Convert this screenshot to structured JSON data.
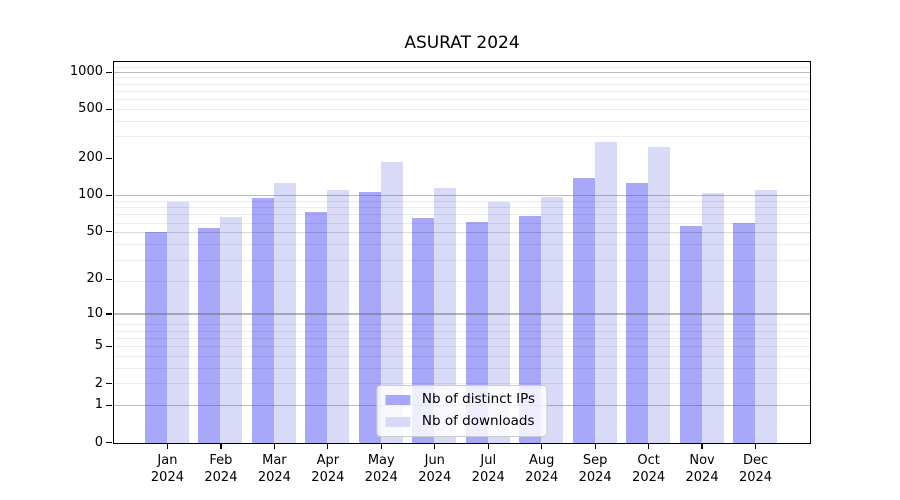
{
  "title": "ASURAT 2024",
  "colors": {
    "bar_ips": "#a8a8fa",
    "bar_downloads": "#d9d9f8",
    "grid_major": "#b0b0b0",
    "grid_minor": "#ececec",
    "spine": "#000000",
    "legend_border": "#cccccc"
  },
  "legend": {
    "items": [
      {
        "label": "Nb of distinct IPs",
        "series": "ips"
      },
      {
        "label": "Nb of downloads",
        "series": "downloads"
      }
    ],
    "position": "lower center"
  },
  "y_axis": {
    "tick_values": [
      0,
      1,
      2,
      5,
      10,
      20,
      50,
      100,
      200,
      500,
      1000
    ],
    "tick_labels": [
      "0",
      "1",
      "2",
      "5",
      "10",
      "20",
      "50",
      "100",
      "200",
      "500",
      "1000"
    ],
    "scale": "log10(value+1)",
    "max": 1200
  },
  "x_axis": {
    "categories": [
      {
        "month": "Jan",
        "year": "2024"
      },
      {
        "month": "Feb",
        "year": "2024"
      },
      {
        "month": "Mar",
        "year": "2024"
      },
      {
        "month": "Apr",
        "year": "2024"
      },
      {
        "month": "May",
        "year": "2024"
      },
      {
        "month": "Jun",
        "year": "2024"
      },
      {
        "month": "Jul",
        "year": "2024"
      },
      {
        "month": "Aug",
        "year": "2024"
      },
      {
        "month": "Sep",
        "year": "2024"
      },
      {
        "month": "Oct",
        "year": "2024"
      },
      {
        "month": "Nov",
        "year": "2024"
      },
      {
        "month": "Dec",
        "year": "2024"
      }
    ]
  },
  "chart_data": {
    "type": "bar",
    "title": "ASURAT 2024",
    "categories": [
      "Jan 2024",
      "Feb 2024",
      "Mar 2024",
      "Apr 2024",
      "May 2024",
      "Jun 2024",
      "Jul 2024",
      "Aug 2024",
      "Sep 2024",
      "Oct 2024",
      "Nov 2024",
      "Dec 2024"
    ],
    "series": [
      {
        "name": "Nb of distinct IPs",
        "color": "#a8a8fa",
        "values": [
          50,
          54,
          96,
          74,
          108,
          66,
          61,
          68,
          140,
          126,
          56,
          60
        ]
      },
      {
        "name": "Nb of downloads",
        "color": "#d9d9f8",
        "values": [
          88,
          67,
          128,
          112,
          188,
          116,
          88,
          97,
          273,
          250,
          105,
          112
        ]
      }
    ],
    "xlabel": "",
    "ylabel": "",
    "y_scale": "log10(value+1)",
    "y_ticks": [
      0,
      1,
      2,
      5,
      10,
      20,
      50,
      100,
      200,
      500,
      1000
    ],
    "ylim": [
      0,
      1200
    ],
    "grid": "horizontal major (powers of 10) + minor, drawn over bars",
    "legend_position": "lower center"
  }
}
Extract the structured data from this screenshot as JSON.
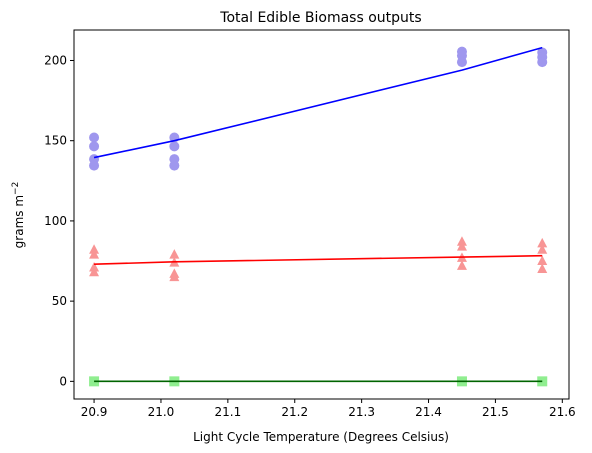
{
  "chart_data": {
    "type": "scatter",
    "title": "Total Edible Biomass outputs",
    "xlabel": "Light Cycle Temperature (Degrees Celsius)",
    "ylabel_main": "grams m",
    "ylabel_sup": "−2",
    "xlim": [
      20.87,
      21.61
    ],
    "ylim": [
      -11,
      219
    ],
    "x_ticks": [
      20.9,
      21.0,
      21.1,
      21.2,
      21.3,
      21.4,
      21.5,
      21.6
    ],
    "x_tick_labels": [
      "20.9",
      "21.0",
      "21.1",
      "21.2",
      "21.3",
      "21.4",
      "21.5",
      "21.6"
    ],
    "y_ticks": [
      0,
      50,
      100,
      150,
      200
    ],
    "y_tick_labels": [
      "0",
      "50",
      "100",
      "150",
      "200"
    ],
    "grid": false,
    "legend": "none",
    "series": [
      {
        "marker": "circle",
        "color": "#9f97ee",
        "points": [
          [
            20.9,
            152
          ],
          [
            20.9,
            146.5
          ],
          [
            20.9,
            138.5
          ],
          [
            20.9,
            134.5
          ],
          [
            21.02,
            152
          ],
          [
            21.02,
            146.5
          ],
          [
            21.02,
            138.5
          ],
          [
            21.02,
            134.5
          ],
          [
            21.45,
            205.5
          ],
          [
            21.45,
            203
          ],
          [
            21.45,
            199
          ],
          [
            21.57,
            205
          ],
          [
            21.57,
            202
          ],
          [
            21.57,
            199
          ]
        ],
        "fit_color": "#0000ff",
        "fit": [
          [
            20.9,
            139.5
          ],
          [
            21.02,
            150
          ],
          [
            21.45,
            194
          ],
          [
            21.57,
            208
          ]
        ]
      },
      {
        "marker": "triangle",
        "color": "#f89595",
        "points": [
          [
            20.9,
            82
          ],
          [
            20.9,
            79
          ],
          [
            20.9,
            71
          ],
          [
            20.9,
            68
          ],
          [
            21.02,
            79
          ],
          [
            21.02,
            74
          ],
          [
            21.02,
            67
          ],
          [
            21.02,
            65
          ],
          [
            21.45,
            87
          ],
          [
            21.45,
            84
          ],
          [
            21.45,
            77
          ],
          [
            21.45,
            72
          ],
          [
            21.57,
            86
          ],
          [
            21.57,
            82
          ],
          [
            21.57,
            75
          ],
          [
            21.57,
            70
          ]
        ],
        "fit_color": "#ff0000",
        "fit": [
          [
            20.9,
            73
          ],
          [
            21.02,
            74.5
          ],
          [
            21.45,
            77.5
          ],
          [
            21.57,
            78.3
          ]
        ]
      },
      {
        "marker": "square",
        "color": "#90ee90",
        "points": [
          [
            20.9,
            0
          ],
          [
            21.02,
            0
          ],
          [
            21.45,
            0
          ],
          [
            21.57,
            0
          ]
        ],
        "fit_color": "#006400",
        "fit": [
          [
            20.9,
            0
          ],
          [
            21.02,
            0
          ],
          [
            21.45,
            0
          ],
          [
            21.57,
            0
          ]
        ]
      }
    ]
  }
}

▬▬▬

Problem requirements:
Drop the images and quote the entries word for word.

Reply:
Convert this screenshot to structured JSON data.
{
  "title": "ASURAT 2024",
  "colors": {
    "bar_ips": "#a8a8fa",
    "bar_downloads": "#d9d9f8",
    "grid_major": "#b0b0b0",
    "grid_minor": "#ececec",
    "spine": "#000000",
    "legend_border": "#cccccc"
  },
  "legend": {
    "items": [
      {
        "label": "Nb of distinct IPs",
        "series": "ips"
      },
      {
        "label": "Nb of downloads",
        "series": "downloads"
      }
    ],
    "position": "lower center"
  },
  "y_axis": {
    "tick_values": [
      0,
      1,
      2,
      5,
      10,
      20,
      50,
      100,
      200,
      500,
      1000
    ],
    "tick_labels": [
      "0",
      "1",
      "2",
      "5",
      "10",
      "20",
      "50",
      "100",
      "200",
      "500",
      "1000"
    ],
    "scale": "log10(value+1)",
    "max": 1200
  },
  "x_axis": {
    "categories": [
      {
        "month": "Jan",
        "year": "2024"
      },
      {
        "month": "Feb",
        "year": "2024"
      },
      {
        "month": "Mar",
        "year": "2024"
      },
      {
        "month": "Apr",
        "year": "2024"
      },
      {
        "month": "May",
        "year": "2024"
      },
      {
        "month": "Jun",
        "year": "2024"
      },
      {
        "month": "Jul",
        "year": "2024"
      },
      {
        "month": "Aug",
        "year": "2024"
      },
      {
        "month": "Sep",
        "year": "2024"
      },
      {
        "month": "Oct",
        "year": "2024"
      },
      {
        "month": "Nov",
        "year": "2024"
      },
      {
        "month": "Dec",
        "year": "2024"
      }
    ]
  },
  "chart_data": {
    "type": "bar",
    "title": "ASURAT 2024",
    "categories": [
      "Jan 2024",
      "Feb 2024",
      "Mar 2024",
      "Apr 2024",
      "May 2024",
      "Jun 2024",
      "Jul 2024",
      "Aug 2024",
      "Sep 2024",
      "Oct 2024",
      "Nov 2024",
      "Dec 2024"
    ],
    "series": [
      {
        "name": "Nb of distinct IPs",
        "color": "#a8a8fa",
        "values": [
          50,
          54,
          96,
          74,
          108,
          66,
          61,
          68,
          140,
          126,
          56,
          60
        ]
      },
      {
        "name": "Nb of downloads",
        "color": "#d9d9f8",
        "values": [
          88,
          67,
          128,
          112,
          188,
          116,
          88,
          97,
          273,
          250,
          105,
          112
        ]
      }
    ],
    "xlabel": "",
    "ylabel": "",
    "y_scale": "log10(value+1)",
    "y_ticks": [
      0,
      1,
      2,
      5,
      10,
      20,
      50,
      100,
      200,
      500,
      1000
    ],
    "ylim": [
      0,
      1200
    ],
    "grid": "horizontal major (powers of 10) + minor, drawn over bars",
    "legend_position": "lower center"
  }
}
Extract the structured data from this screenshot as JSON.
{
  "chart_data": {
    "type": "scatter",
    "title": "Total Edible Biomass outputs",
    "xlabel": "Light Cycle Temperature (Degrees Celsius)",
    "ylabel_main": "grams m",
    "ylabel_sup": "−2",
    "xlim": [
      20.87,
      21.61
    ],
    "ylim": [
      -11,
      219
    ],
    "x_ticks": [
      20.9,
      21.0,
      21.1,
      21.2,
      21.3,
      21.4,
      21.5,
      21.6
    ],
    "x_tick_labels": [
      "20.9",
      "21.0",
      "21.1",
      "21.2",
      "21.3",
      "21.4",
      "21.5",
      "21.6"
    ],
    "y_ticks": [
      0,
      50,
      100,
      150,
      200
    ],
    "y_tick_labels": [
      "0",
      "50",
      "100",
      "150",
      "200"
    ],
    "grid": false,
    "legend": "none",
    "series": [
      {
        "marker": "circle",
        "color": "#9f97ee",
        "points": [
          [
            20.9,
            152
          ],
          [
            20.9,
            146.5
          ],
          [
            20.9,
            138.5
          ],
          [
            20.9,
            134.5
          ],
          [
            21.02,
            152
          ],
          [
            21.02,
            146.5
          ],
          [
            21.02,
            138.5
          ],
          [
            21.02,
            134.5
          ],
          [
            21.45,
            205.5
          ],
          [
            21.45,
            203
          ],
          [
            21.45,
            199
          ],
          [
            21.57,
            205
          ],
          [
            21.57,
            202
          ],
          [
            21.57,
            199
          ]
        ],
        "fit_color": "#0000ff",
        "fit": [
          [
            20.9,
            139.5
          ],
          [
            21.02,
            150
          ],
          [
            21.45,
            194
          ],
          [
            21.57,
            208
          ]
        ]
      },
      {
        "marker": "triangle",
        "color": "#f89595",
        "points": [
          [
            20.9,
            82
          ],
          [
            20.9,
            79
          ],
          [
            20.9,
            71
          ],
          [
            20.9,
            68
          ],
          [
            21.02,
            79
          ],
          [
            21.02,
            74
          ],
          [
            21.02,
            67
          ],
          [
            21.02,
            65
          ],
          [
            21.45,
            87
          ],
          [
            21.45,
            84
          ],
          [
            21.45,
            77
          ],
          [
            21.45,
            72
          ],
          [
            21.57,
            86
          ],
          [
            21.57,
            82
          ],
          [
            21.57,
            75
          ],
          [
            21.57,
            70
          ]
        ],
        "fit_color": "#ff0000",
        "fit": [
          [
            20.9,
            73
          ],
          [
            21.02,
            74.5
          ],
          [
            21.45,
            77.5
          ],
          [
            21.57,
            78.3
          ]
        ]
      },
      {
        "marker": "square",
        "color": "#90ee90",
        "points": [
          [
            20.9,
            0
          ],
          [
            21.02,
            0
          ],
          [
            21.45,
            0
          ],
          [
            21.57,
            0
          ]
        ],
        "fit_color": "#006400",
        "fit": [
          [
            20.9,
            0
          ],
          [
            21.02,
            0
          ],
          [
            21.45,
            0
          ],
          [
            21.57,
            0
          ]
        ]
      }
    ]
  }
}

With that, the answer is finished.